Took accounting classes in college, and I agree, it isn't that hard to do a simple company's books. They KEY though, it is to get all the information in the right places, correctly notated in the right entry position, and easy for your tax preparer to manipulate if needed. As I said before I did keep my books by hand, but there just isn't any reason (to me) to it anymore. A General Ledger by hand, a trial balance sheet, then a balance sheet by hand, monthly status reports by hand, etc. can really chew up some time. Then you have to input your results into another program to print them out as well.
On a properly set up bookkeeping program, this takes just minutes for everything.

My Accountant charges flat fees for certain reports, and for different types of reports. However, phone calls are different. She charges $125 an hour for good phone, and a half hour is $65. Around here, that is about par unless you find someone that is looking for bookkeeping work or is just getting started.
The advantage of presenting my data in a recognized data format to my tax person is that she can review my procedures for anomalies and for errors. She considers this part of her tax data review chores and is computed into the flat fee she charges for my tax returns. She will not review any data entered on long green spreadsheets for free, and if she doesn't review the data she will use the account summaries as presented for tax preparation. It is so easy for her to review on the computer she goes through it quickly. Hence, no charge.

# GIVEN PROBLEM 1
Return the part of the entries that opens with the line containing "13, 140, 19]" and closes with the last line of the entries, copying each line exactly and including both ends.
The text and the entries come from different sources.

# ENTRIES
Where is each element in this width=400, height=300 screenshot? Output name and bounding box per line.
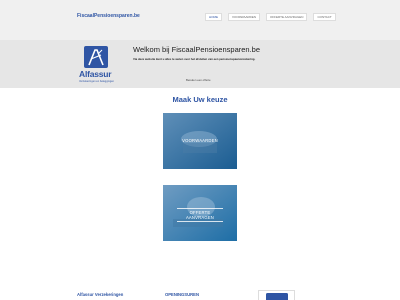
site-title-link[interactable]: FiscaalPensioensparen.be: [77, 13, 140, 19]
footer-logo: [258, 290, 295, 300]
site-footer: [0, 286, 400, 300]
welcome-text: Via deze website kunt u alles te weten o…: [133, 57, 256, 61]
voorwaarden-label: VOORWAARDEN: [182, 138, 218, 143]
offerte-aanvragen-card[interactable]: OFFERTE AANVRAGEN: [163, 185, 237, 241]
nav-voorwaarden[interactable]: VOORWAARDEN: [228, 13, 261, 21]
nav-offerte-aanvragen[interactable]: OFFERTE AANVRAGEN: [266, 13, 308, 21]
logo-name: Alfassur: [79, 69, 112, 79]
alfassur-logo: Alfassur Verzekeringen en beleggingen: [77, 44, 119, 86]
footer-logo-mark-icon: [266, 293, 288, 300]
logo-mark-icon: [84, 46, 108, 68]
footer-company-title: Alfassur Verzekeringen: [77, 292, 124, 297]
nav-contact[interactable]: CONTACT: [313, 13, 336, 21]
calculate-offer-link[interactable]: Bereken een offerte: [186, 78, 211, 82]
welcome-title: Welkom bij FiscaalPensioensparen.be: [133, 45, 261, 54]
main-nav: HOME VOORWAARDEN OFFERTE AANVRAGEN CONTA…: [205, 13, 336, 21]
voorwaarden-card[interactable]: VOORWAARDEN: [163, 113, 237, 169]
offerte-aanvragen-label: OFFERTE AANVRAGEN: [177, 208, 223, 222]
logo-tagline: Verzekeringen en beleggingen: [79, 80, 115, 83]
nav-home[interactable]: HOME: [205, 13, 222, 21]
section-title: Maak Uw keuze: [172, 95, 228, 104]
footer-hours-title: OPENINGSUREN: [165, 292, 199, 297]
site-header: FiscaalPensioensparen.be HOME VOORWAARDE…: [0, 0, 400, 40]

# GIVEN PROBLEM 2
Retype the part of the bookkeeping text that opens with the words containing "On a properly" and closes with "just getting started.", keeping every word and mark unchanged.

# CORRECT RESULT 1
site-title-link[interactable]: FiscaalPensioensparen.be: [77, 13, 140, 19]
footer-logo: [258, 290, 295, 300]
site-footer: [0, 286, 400, 300]
welcome-text: Via deze website kunt u alles te weten o…: [133, 57, 256, 61]
voorwaarden-label: VOORWAARDEN: [182, 138, 218, 143]
offerte-aanvragen-card[interactable]: OFFERTE AANVRAGEN: [163, 185, 237, 241]
nav-voorwaarden[interactable]: VOORWAARDEN: [228, 13, 261, 21]
nav-offerte-aanvragen[interactable]: OFFERTE AANVRAGEN: [266, 13, 308, 21]
logo-name: Alfassur: [79, 69, 112, 79]
alfassur-logo: Alfassur Verzekeringen en beleggingen: [77, 44, 119, 86]
footer-logo-mark-icon: [266, 293, 288, 300]
logo-mark-icon: [84, 46, 108, 68]
footer-company-title: Alfassur Verzekeringen: [77, 292, 124, 297]
nav-contact[interactable]: CONTACT: [313, 13, 336, 21]
calculate-offer-link[interactable]: Bereken een offerte: [186, 78, 211, 82]
welcome-title: Welkom bij FiscaalPensioensparen.be: [133, 45, 261, 54]
main-nav: HOME VOORWAARDEN OFFERTE AANVRAGEN CONTA…: [205, 13, 336, 21]
voorwaarden-card[interactable]: VOORWAARDEN: [163, 113, 237, 169]
offerte-aanvragen-label: OFFERTE AANVRAGEN: [177, 208, 223, 222]
logo-tagline: Verzekeringen en beleggingen: [79, 80, 115, 83]
nav-home[interactable]: HOME: [205, 13, 222, 21]
section-title: Maak Uw keuze: [172, 95, 228, 104]
footer-hours-title: OPENINGSUREN: [165, 292, 199, 297]
site-header: FiscaalPensioensparen.be HOME VOORWAARDE…: [0, 0, 400, 40]

# CORRECT RESULT 2
On a properly set up bookkeeping program, this takes just minutes for everything.

My Accountant charges flat fees for certain reports, and for different types of reports. However, phone calls are different. She charges $125 an hour for good phone, and a half hour is $65. Around here, that is about par unless you find someone that is looking for bookkeeping work or is just getting started.